### Set task
Scan the records and identify every line in which the string "robot" occurs, then return those lines.

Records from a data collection
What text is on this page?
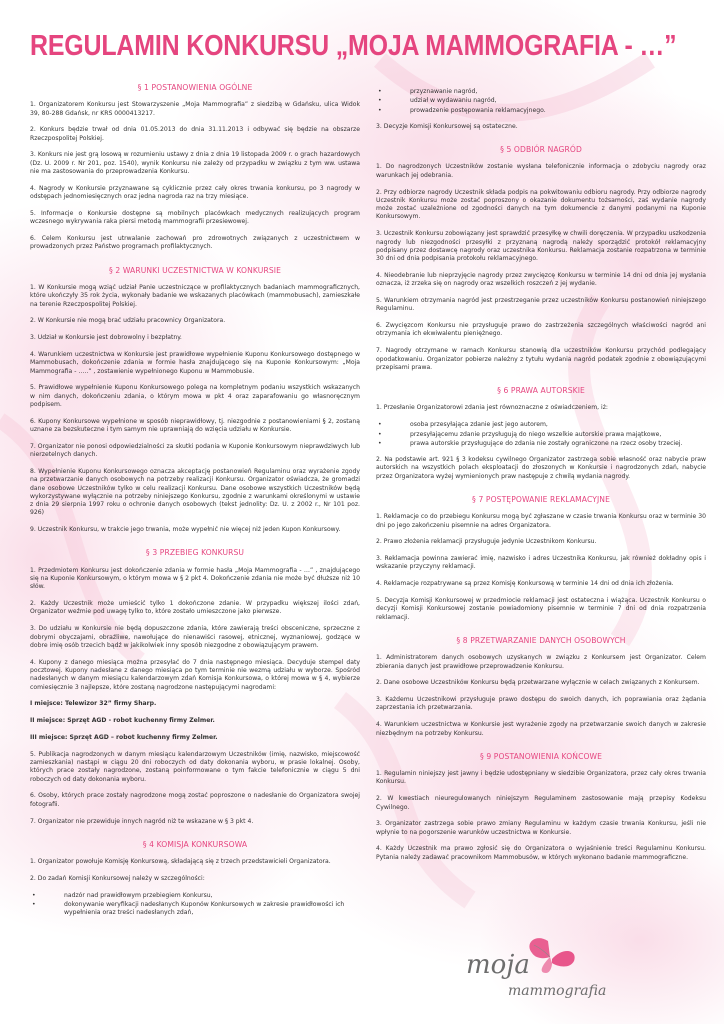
REGULAMIN KONKURSU „MOJA MAMMOGRAFIA - …”
§ 1 POSTANOWIENIA OGÓLNE
1. Organizatorem Konkursu jest Stowarzyszenie „Moja Mammografia” z siedzibą w Gdańsku, ulica Widok 39, 80-288 Gdańsk, nr KRS 0000413217.
2. Konkurs będzie trwał od dnia 01.05.2013 do dnia 31.11.2013 i odbywać się będzie na obszarze Rzeczpospolitej Polskiej.
3. Konkurs nie jest grą losową w rozumieniu ustawy z dnia z dnia 19 listopada 2009 r. o grach hazardowych (Dz. U. 2009 r. Nr 201, poz. 1540), wynik Konkursu nie zależy od przypadku w związku z tym ww. ustawa nie ma zastosowania do przeprowadzenia Konkursu.
4. Nagrody w Konkursie przyznawane są cyklicznie przez cały okres trwania konkursu, po 3 nagrody w odstępach jednomiesięcznych oraz jedna nagroda raz na trzy miesiące.
5. Informacje o Konkursie dostępne są mobilnych placówkach medycznych realizujących program wczesnego wykrywania raka piersi metodą mammografii przesiewowej.
6. Celem Konkursu jest utrwalanie zachowań pro zdrowotnych związanych z uczestnictwem w prowadzonych przez Państwo programach profilaktycznych.
§ 2 WARUNKI UCZESTNICTWA W KONKURSIE
1. W Konkursie mogą wziąć udział Panie uczestniczące w profilaktycznych badaniach mammograficznych, które ukończyły 35 rok życia, wykonały badanie we wskazanych placówkach (mammobusach), zamieszkałe na terenie Rzeczpospolitej Polskiej.
2. W Konkursie nie mogą brać udziału pracownicy Organizatora.
3. Udział w Konkursie jest dobrowolny i bezpłatny.
4. Warunkiem uczestnictwa w Konkursie jest prawidłowe wypełnienie Kuponu Konkursowego dostępnego w Mammobusach, dokończenie zdania w formie hasła znajdującego się na Kuponie Konkursowym: „Moja Mammografia - …..” , zostawienie wypełnionego Kuponu w Mammobusie.
5. Prawidłowe wypełnienie Kuponu Konkursowego polega na kompletnym podaniu wszystkich wskazanych w nim danych, dokończeniu zdania, o którym mowa w pkt 4 oraz zaparafowaniu go własnoręcznym podpisem.
6. Kupony Konkursowe wypełnione w sposób nieprawidłowy, tj. niezgodnie z postanowieniami § 2, zostaną uznane za bezskuteczne i tym samym nie uprawniają do wzięcia udziału w Konkursie.
7. Organizator nie ponosi odpowiedzialności za skutki podania w Kuponie Konkursowym nieprawdziwych lub nierzetelnych danych.
8. Wypełnienie Kuponu Konkursowego oznacza akceptację postanowień Regulaminu oraz wyrażenie zgody na przetwarzanie danych osobowych na potrzeby realizacji Konkursu. Organizator oświadcza, że gromadzi dane osobowe Uczestników tylko w celu realizacji Konkursu. Dane osobowe wszystkich Uczestników będą wykorzystywane wyłącznie na potrzeby niniejszego Konkursu, zgodnie z warunkami określonymi w ustawie z dnia 29 sierpnia 1997 roku o ochronie danych osobowych (tekst jednolity: Dz. U. z 2002 r., Nr 101 poz. 926)
9. Uczestnik Konkursu, w trakcie jego trwania, może wypełnić nie więcej niż jeden Kupon Konkursowy.
§ 3 PRZEBIEG KONKURSU
1. Przedmiotem Konkursu jest dokończenie zdania w formie hasła „Moja Mammografia - …” , znajdującego się na Kuponie Konkursowym, o którym mowa w § 2 pkt 4. Dokończenie zdania nie może być dłuższe niż 10 słów.
2. Każdy Uczestnik może umieścić tylko 1 dokończone zdanie. W przypadku większej ilości zdań, Organizator weźmie pod uwagę tylko to, które zostało umieszczone jako pierwsze.
3. Do udziału w Konkursie nie będą dopuszczone zdania, które zawierają treści obsceniczne, sprzeczne z dobrymi obyczajami, obraźliwe, nawołujące do nienawiści rasowej, etnicznej, wyznaniowej, godzące w dobre imię osób trzecich bądź w jakikolwiek inny sposób niezgodne z obowiązującym prawem.
4. Kupony z danego miesiąca można przesyłać do 7 dnia następnego miesiąca. Decyduje stempel daty pocztowej. Kupony nadesłane z danego miesiąca po tym terminie nie wezmą udziału w wyborze. Spośród nadesłanych w danym miesiącu kalendarzowym zdań Komisja Konkursowa, o której mowa w § 4, wybierze comiesięcznie 3 najlepsze, które zostaną nagrodzone następującymi nagrodami:
I miejsce: Telewizor 32” firmy Sharp.
II miejsce: Sprzęt AGD - robot kuchenny firmy Zelmer.
III miejsce: Sprzęt AGD – robot kuchenny firmy Zelmer.
5. Publikacja nagrodzonych w danym miesiącu kalendarzowym Uczestników (imię, nazwisko, miejscowość zamieszkania) nastąpi w ciągu 20 dni roboczych od daty dokonania wyboru, w prasie lokalnej. Osoby, których prace zostały nagrodzone, zostaną poinformowane o tym fakcie telefonicznie w ciągu 5 dni roboczych od daty dokonania wyboru.
6. Osoby, których prace zostały nagrodzone mogą zostać poproszone o nadesłanie do Organizatora swojej fotografii.
7. Organizator nie przewiduje innych nagród niż te wskazane w § 3 pkt 4.
§ 4 KOMISJA KONKURSOWA
1. Organizator powołuje Komisję Konkursową, składającą się z trzech przedstawicieli Organizatora.
2. Do zadań Komisji Konkursowej należy w szczególności:
• nadzór nad prawidłowym przebiegiem Konkursu,
• dokonywanie weryfikacji nadesłanych Kuponów Konkursowych w zakresie prawidłowości ich wypełnienia oraz treści nadesłanych zdań,
• przyznawanie nagród,
• udział w wydawaniu nagród,
• prowadzenie postępowania reklamacyjnego.
3. Decyzje Komisji Konkursowej są ostateczne.
§ 5 ODBIÓR NAGRÓD
1. Do nagrodzonych Uczestników zostanie wysłana telefonicznie informacja o zdobyciu nagrody oraz warunkach jej odebrania.
2. Przy odbiorze nagrody Uczestnik składa podpis na pokwitowaniu odbioru nagrody. Przy odbiorze nagrody Uczestnik Konkursu może zostać poproszony o okazanie dokumentu tożsamości, zaś wydanie nagrody może zostać uzależnione od zgodności danych na tym dokumencie z danymi podanymi na Kuponie Konkursowym.
3. Uczestnik Konkursu zobowiązany jest sprawdzić przesyłkę w chwili doręczenia. W przypadku uszkodzenia nagrody lub niezgodności przesyłki z przyznaną nagrodą należy sporządzić protokół reklamacyjny podpisany przez dostawcę nagrody oraz uczestnika Konkursu. Reklamacja zostanie rozpatrzona w terminie 30 dni od dnia podpisania protokołu reklamacyjnego.
4. Nieodebranie lub nieprzyjęcie nagrody przez zwycięzcę Konkursu w terminie 14 dni od dnia jej wysłania oznacza, iż zrzeka się on nagrody oraz wszelkich roszczeń z jej wydanie.
5. Warunkiem otrzymania nagród jest przestrzeganie przez uczestników Konkursu postanowień niniejszego Regulaminu.
6. Zwycięzcom Konkursu nie przysługuje prawo do zastrzeżenia szczególnych właściwości nagród ani otrzymania ich ekwiwalentu pieniężnego.
7. Nagrody otrzymane w ramach Konkursu stanowią dla uczestników Konkursu przychód podlegający opodatkowaniu. Organizator pobierze należny z tytułu wydania nagród podatek zgodnie z obowiązującymi przepisami prawa.
§ 6 PRAWA AUTORSKIE
1. Przesłanie Organizatorowi zdania jest równoznaczne z oświadczeniem, iż:
• osoba przesyłająca zdanie jest jego autorem,
• przesyłającemu zdanie przysługują do niego wszelkie autorskie prawa majątkowe,
• prawa autorskie przysługujące do zdania nie zostały ograniczone na rzecz osoby trzeciej.
2. Na podstawie art. 921 § 3 kodeksu cywilnego Organizator zastrzega sobie własność oraz nabycie praw autorskich na wszystkich polach eksploatacji do złoszonych w Konkursie i nagrodzonych zdań, nabycie przez Organizatora wyżej wymienionych praw następuje z chwilą wydania nagrody.
§ 7 POSTĘPOWANIE REKLAMACYJNE
1. Reklamacje co do przebiegu Konkursu mogą być zgłaszane w czasie trwania Konkursu oraz w terminie 30 dni po jego zakończeniu pisemnie na adres Organizatora.
2. Prawo złożenia reklamacji przysługuje jedynie Uczestnikom Konkursu.
3. Reklamacja powinna zawierać imię, nazwisko i adres Uczestnika Konkursu, jak również dokładny opis i wskazanie przyczyny reklamacji.
4. Reklamacje rozpatrywane są przez Komisję Konkursową w terminie 14 dni od dnia ich złożenia.
5. Decyzja Komisji Konkursowej w przedmiocie reklamacji jest ostateczna i wiążąca. Uczestnik Konkursu o decyzji Komisji Konkursowej zostanie powiadomiony pisemnie w terminie 7 dni od dnia rozpatrzenia reklamacji.
§ 8 PRZETWARZANIE DANYCH OSOBOWYCH
1. Administratorem danych osobowych uzyskanych w związku z Konkursem jest Organizator. Celem zbierania danych jest prawidłowe przeprowadzenie Konkursu.
2. Dane osobowe Uczestników Konkursu będą przetwarzane wyłącznie w celach związanych z Konkursem.
3. Każdemu Uczestnikowi przysługuje prawo dostępu do swoich danych, ich poprawiania oraz żądania zaprzestania ich przetwarzania.
4. Warunkiem uczestnictwa w Konkursie jest wyrażenie zgody na przetwarzanie swoich danych w zakresie niezbędnym na potrzeby Konkursu.
§ 9 POSTANOWIENIA KOŃCOWE
1. Regulamin niniejszy jest jawny i będzie udostępniany w siedzibie Organizatora, przez cały okres trwania Konkursu.
2. W kwestiach nieuregulowanych niniejszym Regulaminem zastosowanie mają przepisy Kodeksu Cywilnego.
3. Organizator zastrzega sobie prawo zmiany Regulaminu w każdym czasie trwania Konkursu, jeśli nie wpłynie to na pogorszenie warunków uczestnictwa w Konkursie.
4. Każdy Uczestnik ma prawo zgłosić się do Organizatora o wyjaśnienie treści Regulaminu Konkursu. Pytania należy zadawać pracownikom Mammobusów, w których wykonano badanie mammograficzne.
moja
mammografia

### Written solution
II miejsce: Sprzęt AGD - robot kuchenny firmy Zelmer.
III miejsce: Sprzęt AGD – robot kuchenny firmy Zelmer.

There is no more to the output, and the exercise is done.